Check each line for the word "Приложение" and report how many have it. Give nothing else.

-- Start --

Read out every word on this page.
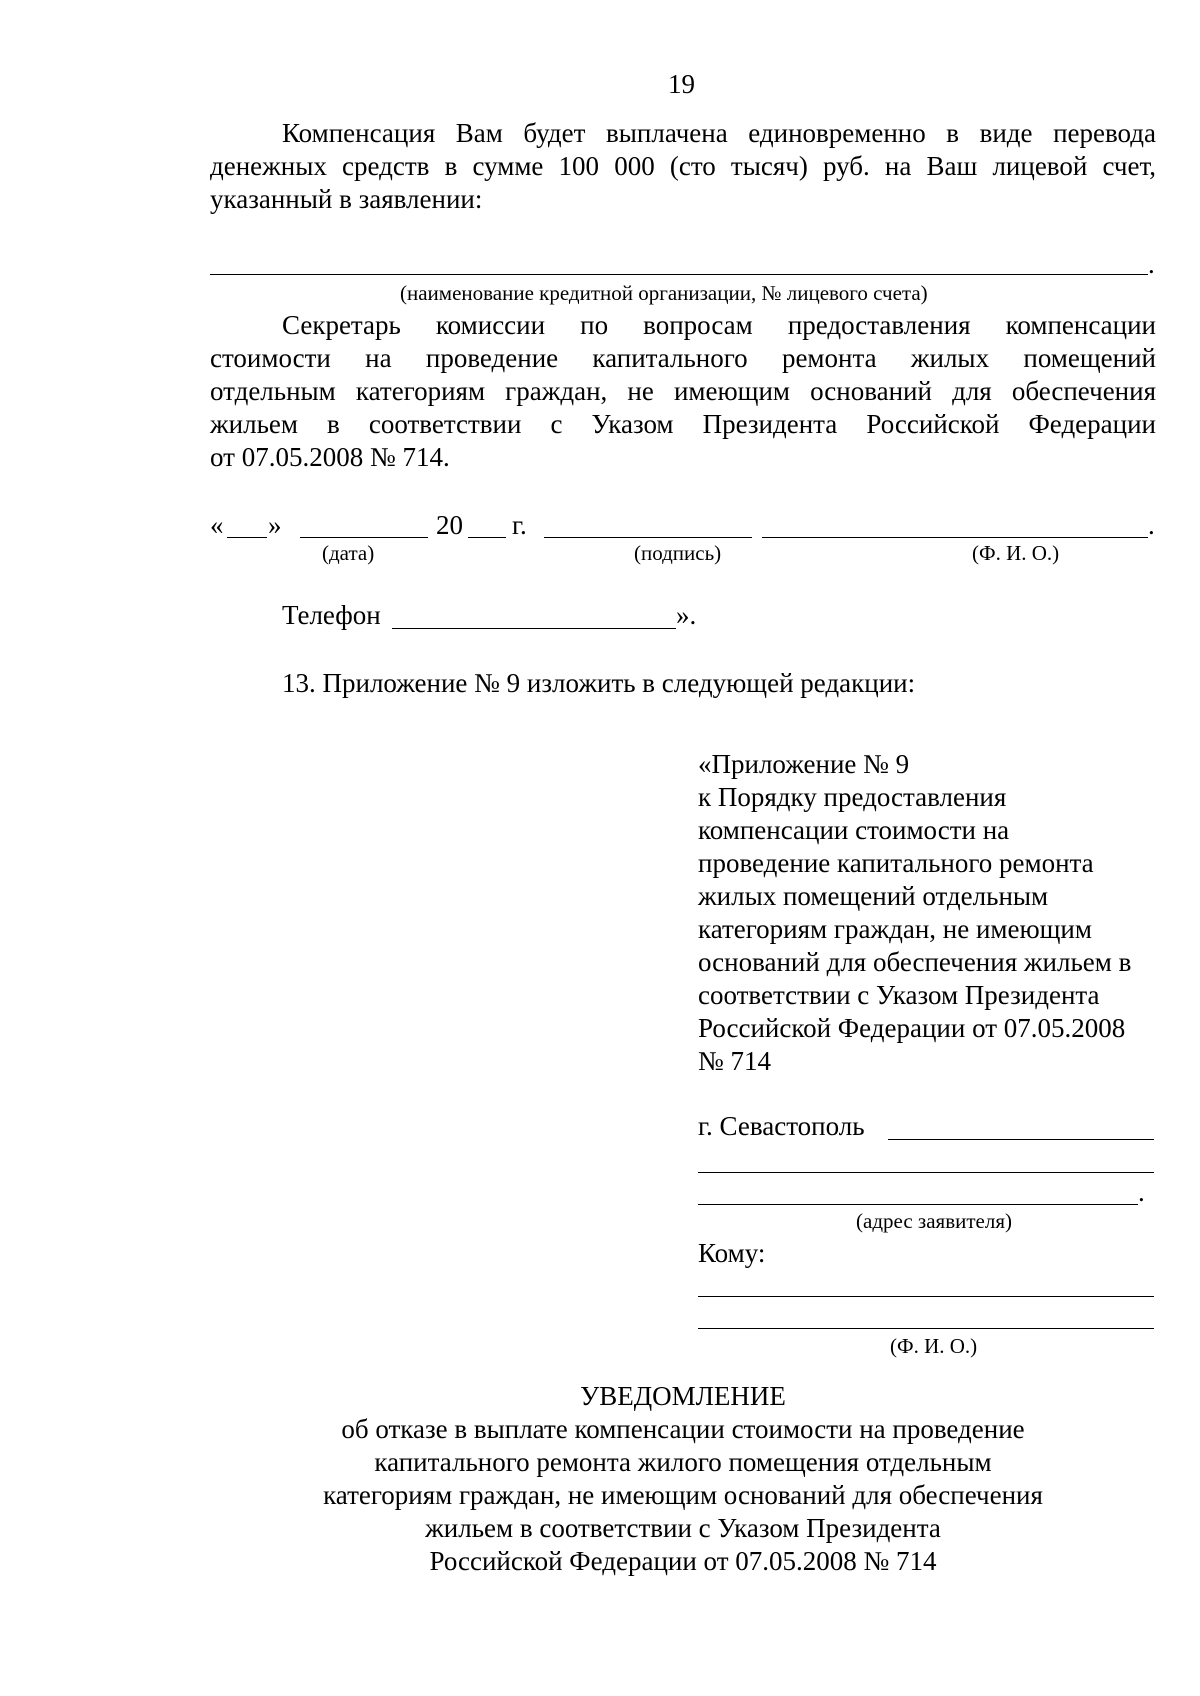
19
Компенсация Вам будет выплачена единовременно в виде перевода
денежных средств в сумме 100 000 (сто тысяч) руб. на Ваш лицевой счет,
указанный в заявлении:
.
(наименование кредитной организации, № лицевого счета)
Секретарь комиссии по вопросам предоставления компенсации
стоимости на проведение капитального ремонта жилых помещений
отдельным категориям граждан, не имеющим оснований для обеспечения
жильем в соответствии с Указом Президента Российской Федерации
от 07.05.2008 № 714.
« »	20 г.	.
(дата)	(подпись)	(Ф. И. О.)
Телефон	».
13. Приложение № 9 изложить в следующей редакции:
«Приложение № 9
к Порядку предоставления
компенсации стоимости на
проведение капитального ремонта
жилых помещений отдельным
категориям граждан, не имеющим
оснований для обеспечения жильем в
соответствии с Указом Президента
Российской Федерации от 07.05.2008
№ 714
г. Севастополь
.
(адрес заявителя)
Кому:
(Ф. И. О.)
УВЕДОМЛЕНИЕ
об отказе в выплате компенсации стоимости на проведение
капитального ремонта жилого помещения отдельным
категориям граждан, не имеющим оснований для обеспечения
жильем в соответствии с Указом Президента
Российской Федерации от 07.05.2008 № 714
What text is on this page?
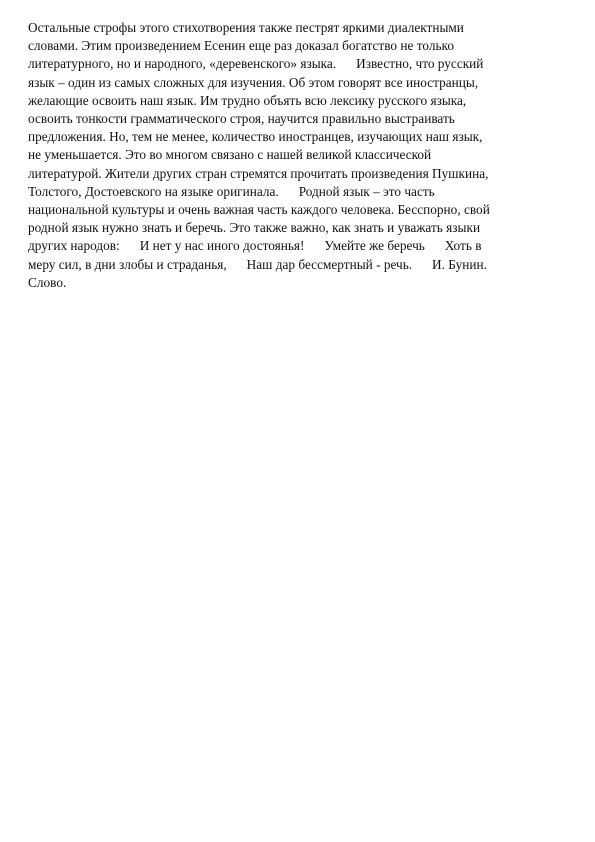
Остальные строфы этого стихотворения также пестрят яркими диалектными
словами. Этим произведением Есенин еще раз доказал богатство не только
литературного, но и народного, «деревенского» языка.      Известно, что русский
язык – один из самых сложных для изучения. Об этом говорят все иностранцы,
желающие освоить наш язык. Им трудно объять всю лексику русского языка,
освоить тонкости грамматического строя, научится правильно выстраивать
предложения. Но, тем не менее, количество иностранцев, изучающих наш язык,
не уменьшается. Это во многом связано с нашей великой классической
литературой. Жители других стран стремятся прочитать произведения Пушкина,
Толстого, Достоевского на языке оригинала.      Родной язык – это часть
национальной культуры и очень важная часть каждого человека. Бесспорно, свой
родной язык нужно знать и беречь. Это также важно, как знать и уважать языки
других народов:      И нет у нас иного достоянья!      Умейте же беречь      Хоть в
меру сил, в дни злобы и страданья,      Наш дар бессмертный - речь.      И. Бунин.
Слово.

-- End --
-- Start --

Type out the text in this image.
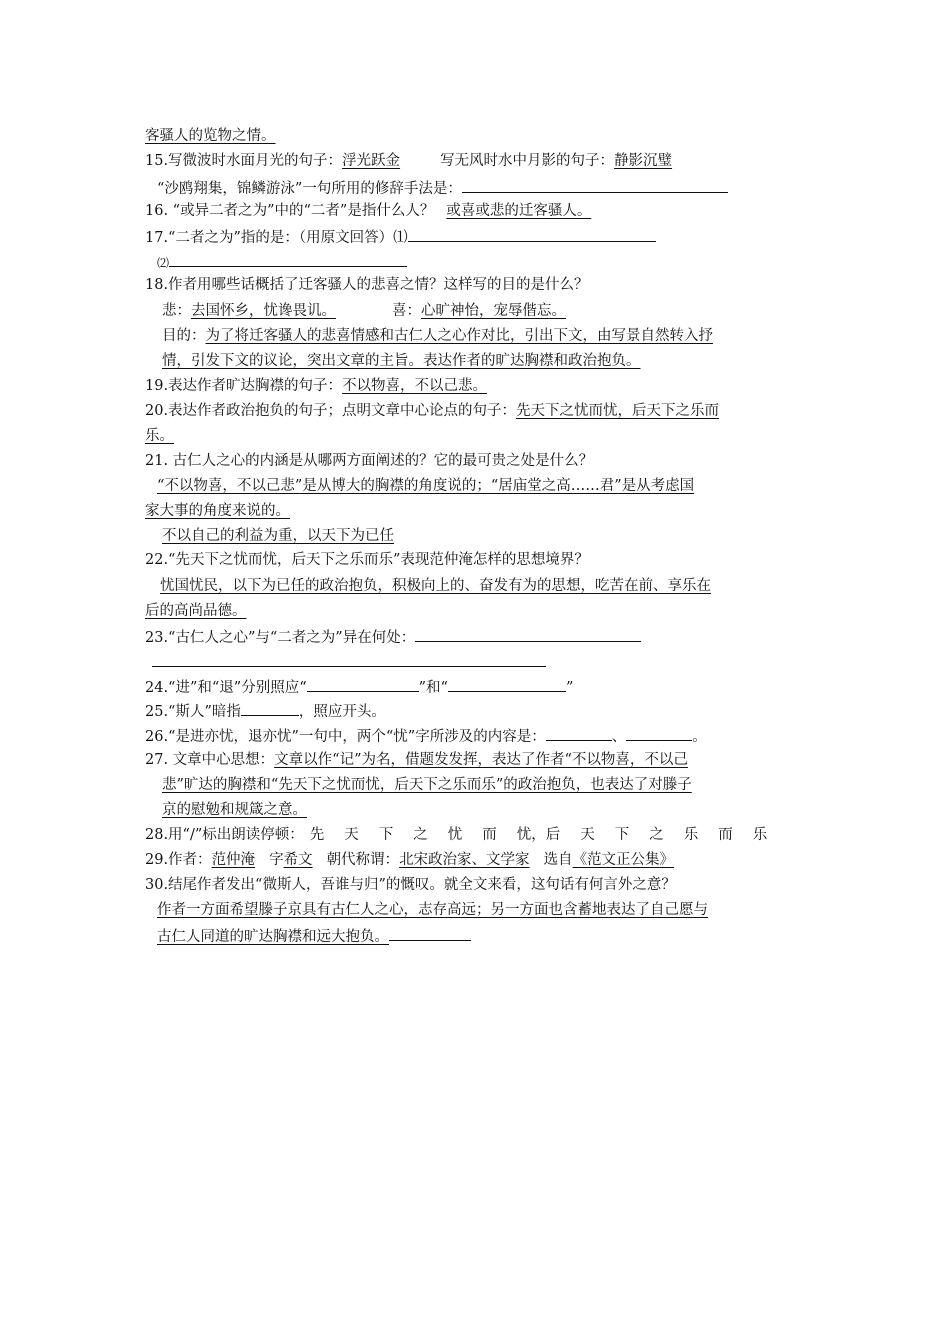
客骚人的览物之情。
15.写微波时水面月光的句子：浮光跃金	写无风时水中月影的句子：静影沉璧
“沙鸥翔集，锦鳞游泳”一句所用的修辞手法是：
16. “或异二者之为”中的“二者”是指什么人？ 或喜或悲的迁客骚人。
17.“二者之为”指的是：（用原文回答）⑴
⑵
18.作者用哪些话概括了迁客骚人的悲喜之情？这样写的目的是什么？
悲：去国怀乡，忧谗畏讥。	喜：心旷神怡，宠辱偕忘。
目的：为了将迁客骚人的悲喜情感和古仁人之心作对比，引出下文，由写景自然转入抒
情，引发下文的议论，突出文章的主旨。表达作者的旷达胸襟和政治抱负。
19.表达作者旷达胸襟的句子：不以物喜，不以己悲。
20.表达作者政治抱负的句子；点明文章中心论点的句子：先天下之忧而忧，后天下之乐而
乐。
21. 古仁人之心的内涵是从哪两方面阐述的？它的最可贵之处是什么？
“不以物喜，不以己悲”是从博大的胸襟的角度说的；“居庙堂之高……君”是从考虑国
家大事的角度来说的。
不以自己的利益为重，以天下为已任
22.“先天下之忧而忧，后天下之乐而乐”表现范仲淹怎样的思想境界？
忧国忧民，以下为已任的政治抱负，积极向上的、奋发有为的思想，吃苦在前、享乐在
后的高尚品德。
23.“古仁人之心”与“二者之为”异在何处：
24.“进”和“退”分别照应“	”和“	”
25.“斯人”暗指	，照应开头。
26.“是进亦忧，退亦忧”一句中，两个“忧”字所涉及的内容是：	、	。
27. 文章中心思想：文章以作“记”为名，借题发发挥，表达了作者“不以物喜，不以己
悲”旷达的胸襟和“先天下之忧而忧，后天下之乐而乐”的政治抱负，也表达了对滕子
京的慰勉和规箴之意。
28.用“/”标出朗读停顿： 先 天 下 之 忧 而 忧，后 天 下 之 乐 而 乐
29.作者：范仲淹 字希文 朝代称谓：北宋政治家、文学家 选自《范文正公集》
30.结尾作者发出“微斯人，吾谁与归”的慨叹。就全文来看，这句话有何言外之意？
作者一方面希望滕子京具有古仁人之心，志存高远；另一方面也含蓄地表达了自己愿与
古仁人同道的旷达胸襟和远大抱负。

-- End --

◆ **SOLUTION FOR THIS TASK**: 2